---------- Record extracts

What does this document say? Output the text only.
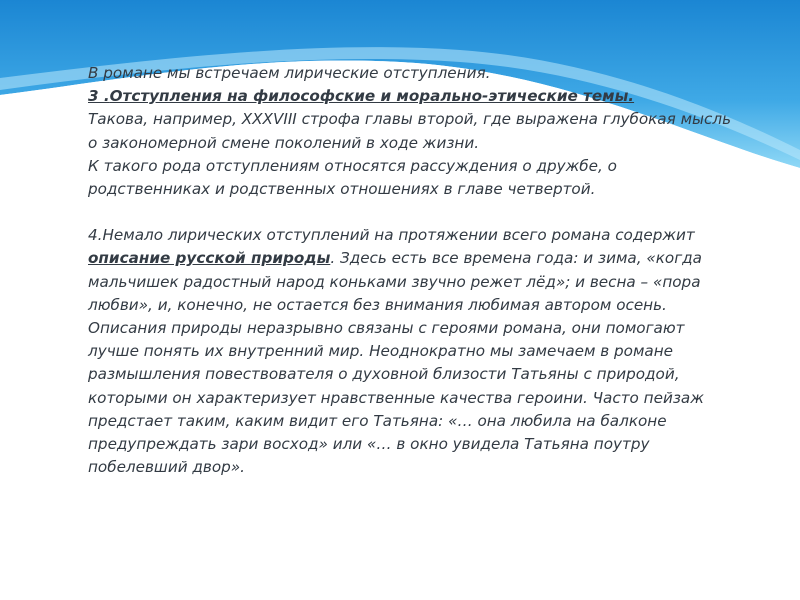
В романе мы встречаем лирические отступления.

3 .Отступления на философские и морально-этические темы.

Такова, например, XXXVIII строфа главы второй, где выражена глубокая мысль о закономерной смене поколений в ходе жизни.

К такого рода отступлениям относятся рассуждения о дружбе, о родственниках и родственных отношениях в главе четвертой.

4.Немало лирических отступлений на протяжении всего романа содержит описание русской природы. Здесь есть все времена года: и зима, «когда мальчишек радостный народ коньками звучно режет лёд»; и весна – «пора любви», и, конечно, не остается без внимания любимая автором осень.

Описания природы неразрывно связаны с героями романа, они помогают лучше понять их внутренний мир. Неоднократно мы замечаем в романе размышления повествователя о духовной близости Татьяны с природой, которыми он характеризует нравственные качества героини. Часто пейзаж предстает таким, каким видит его Татьяна: «… она любила на балконе предупреждать зари восход» или «… в окно увидела Татьяна поутру побелевший двор».
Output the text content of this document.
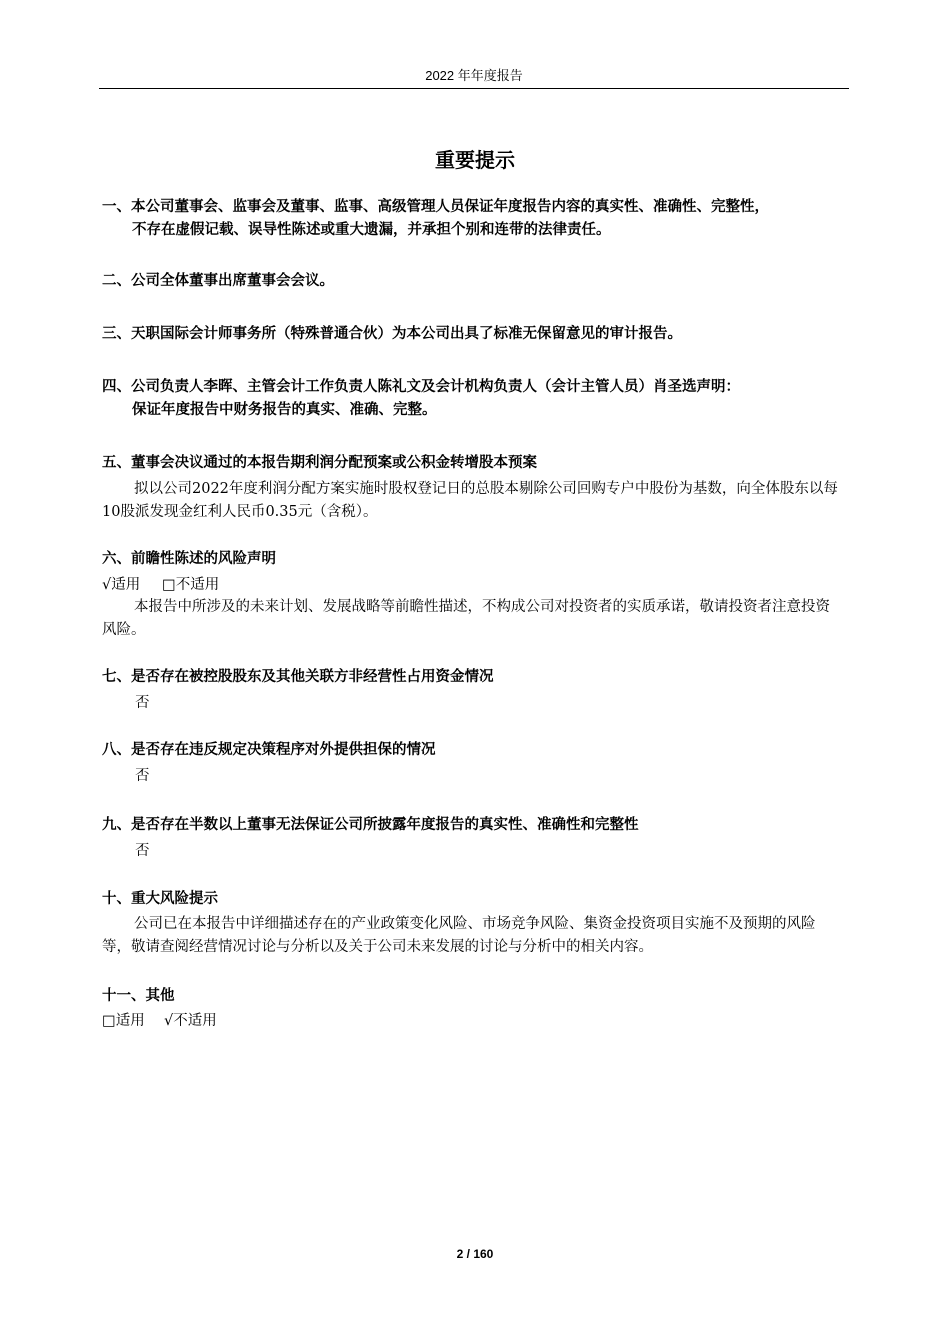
2022 年年度报告
重要提示
一、本公司董事会、监事会及董事、监事、高级管理人员保证年度报告内容的真实性、准确性、完整性，
不存在虚假记载、误导性陈述或重大遗漏，并承担个别和连带的法律责任。
二、公司全体董事出席董事会会议。
三、天职国际会计师事务所（特殊普通合伙）为本公司出具了标准无保留意见的审计报告。
四、公司负责人李晖、主管会计工作负责人陈礼文及会计机构负责人（会计主管人员）肖圣选声明：
保证年度报告中财务报告的真实、准确、完整。
五、董事会决议通过的本报告期利润分配预案或公积金转增股本预案
拟以公司2022年度利润分配方案实施时股权登记日的总股本剔除公司回购专户中股份为基数，向全体股东以每10股派发现金红利人民币0.35元（含税）。
六、前瞻性陈述的风险声明
√适用 □不适用
本报告中所涉及的未来计划、发展战略等前瞻性描述，不构成公司对投资者的实质承诺，敬请投资者注意投资风险。
七、是否存在被控股股东及其他关联方非经营性占用资金情况
否
八、是否存在违反规定决策程序对外提供担保的情况
否
九、是否存在半数以上董事无法保证公司所披露年度报告的真实性、准确性和完整性
否
十、重大风险提示
公司已在本报告中详细描述存在的产业政策变化风险、市场竞争风险、集资金投资项目实施不及预期的风险等，敬请查阅经营情况讨论与分析以及关于公司未来发展的讨论与分析中的相关内容。
十一、其他
□适用 √不适用
2 / 160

--------------------

- Aim: Quote the records in their entirety, keeping the wording exact and excluding pictures.

- Task solution:
What does this document say? Output the text only.
В романе мы встречаем лирические отступления.

3 .Отступления на философские и морально-этические темы.

Такова, например, XXXVIII строфа главы второй, где выражена глубокая мысль о закономерной смене поколений в ходе жизни.

К такого рода отступлениям относятся рассуждения о дружбе, о родственниках и родственных отношениях в главе четвертой.

4.Немало лирических отступлений на протяжении всего романа содержит описание русской природы. Здесь есть все времена года: и зима, «когда мальчишек радостный народ коньками звучно режет лёд»; и весна – «пора любви», и, конечно, не остается без внимания любимая автором осень.

Описания природы неразрывно связаны с героями романа, они помогают лучше понять их внутренний мир. Неоднократно мы замечаем в романе размышления повествователя о духовной близости Татьяны с природой, которыми он характеризует нравственные качества героини. Часто пейзаж предстает таким, каким видит его Татьяна: «… она любила на балконе предупреждать зари восход» или «… в окно увидела Татьяна поутру побелевший двор».
Output the text content of this document.
2022 年年度报告
重要提示
一、本公司董事会、监事会及董事、监事、高级管理人员保证年度报告内容的真实性、准确性、完整性，
不存在虚假记载、误导性陈述或重大遗漏，并承担个别和连带的法律责任。
二、公司全体董事出席董事会会议。
三、天职国际会计师事务所（特殊普通合伙）为本公司出具了标准无保留意见的审计报告。
四、公司负责人李晖、主管会计工作负责人陈礼文及会计机构负责人（会计主管人员）肖圣选声明：
保证年度报告中财务报告的真实、准确、完整。
五、董事会决议通过的本报告期利润分配预案或公积金转增股本预案
拟以公司2022年度利润分配方案实施时股权登记日的总股本剔除公司回购专户中股份为基数，向全体股东以每10股派发现金红利人民币0.35元（含税）。
六、前瞻性陈述的风险声明
√适用 □不适用
本报告中所涉及的未来计划、发展战略等前瞻性描述，不构成公司对投资者的实质承诺，敬请投资者注意投资风险。
七、是否存在被控股股东及其他关联方非经营性占用资金情况
否
八、是否存在违反规定决策程序对外提供担保的情况
否
九、是否存在半数以上董事无法保证公司所披露年度报告的真实性、准确性和完整性
否
十、重大风险提示
公司已在本报告中详细描述存在的产业政策变化风险、市场竞争风险、集资金投资项目实施不及预期的风险等，敬请查阅经营情况讨论与分析以及关于公司未来发展的讨论与分析中的相关内容。
十一、其他
□适用 √不适用
2 / 160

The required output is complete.